▸ WHAT TO WORK ON
Provide an exact transcription of all the records.

▸ WORKING DATA
---*---
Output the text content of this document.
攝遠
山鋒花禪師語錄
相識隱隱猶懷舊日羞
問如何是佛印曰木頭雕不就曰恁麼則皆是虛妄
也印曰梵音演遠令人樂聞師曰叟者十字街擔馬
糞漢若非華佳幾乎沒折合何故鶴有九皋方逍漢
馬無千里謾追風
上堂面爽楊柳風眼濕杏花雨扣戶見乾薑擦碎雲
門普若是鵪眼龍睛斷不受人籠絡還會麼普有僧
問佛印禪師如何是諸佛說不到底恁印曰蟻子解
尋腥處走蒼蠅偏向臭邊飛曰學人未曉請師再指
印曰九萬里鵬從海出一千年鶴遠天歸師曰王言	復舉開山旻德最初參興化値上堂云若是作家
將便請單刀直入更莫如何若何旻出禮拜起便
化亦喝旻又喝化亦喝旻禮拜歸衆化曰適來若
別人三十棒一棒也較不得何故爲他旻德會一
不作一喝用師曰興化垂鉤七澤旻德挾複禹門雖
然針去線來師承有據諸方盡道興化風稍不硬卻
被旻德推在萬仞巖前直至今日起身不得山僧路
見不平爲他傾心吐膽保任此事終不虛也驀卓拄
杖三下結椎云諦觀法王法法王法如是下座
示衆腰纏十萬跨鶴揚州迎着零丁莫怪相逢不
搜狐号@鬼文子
---*---
▸ RESPONSE TO THE EXERCISE
Output the text content of this document.
攝遠
山鋒花禪師語錄
相識隱隱猶懷舊日羞
問如何是佛印曰木頭雕不就曰恁麼則皆是虛妄
也印曰梵音演遠令人樂聞師曰叟者十字街擔馬
糞漢若非華佳幾乎沒折合何故鶴有九皋方逍漢
馬無千里謾追風
上堂面爽楊柳風眼濕杏花雨扣戶見乾薑擦碎雲
門普若是鵪眼龍睛斷不受人籠絡還會麼普有僧
問佛印禪師如何是諸佛說不到底恁印曰蟻子解
尋腥處走蒼蠅偏向臭邊飛曰學人未曉請師再指
印曰九萬里鵬從海出一千年鶴遠天歸師曰王言	復舉開山旻德最初參興化値上堂云若是作家
將便請單刀直入更莫如何若何旻出禮拜起便
化亦喝旻又喝化亦喝旻禮拜歸衆化曰適來若
別人三十棒一棒也較不得何故爲他旻德會一
不作一喝用師曰興化垂鉤七澤旻德挾複禹門雖
然針去線來師承有據諸方盡道興化風稍不硬卻
被旻德推在萬仞巖前直至今日起身不得山僧路
見不平爲他傾心吐膽保任此事終不虛也驀卓拄
杖三下結椎云諦觀法王法法王法如是下座
示衆腰纏十萬跨鶴揚州迎着零丁莫怪相逢不
搜狐号@鬼文子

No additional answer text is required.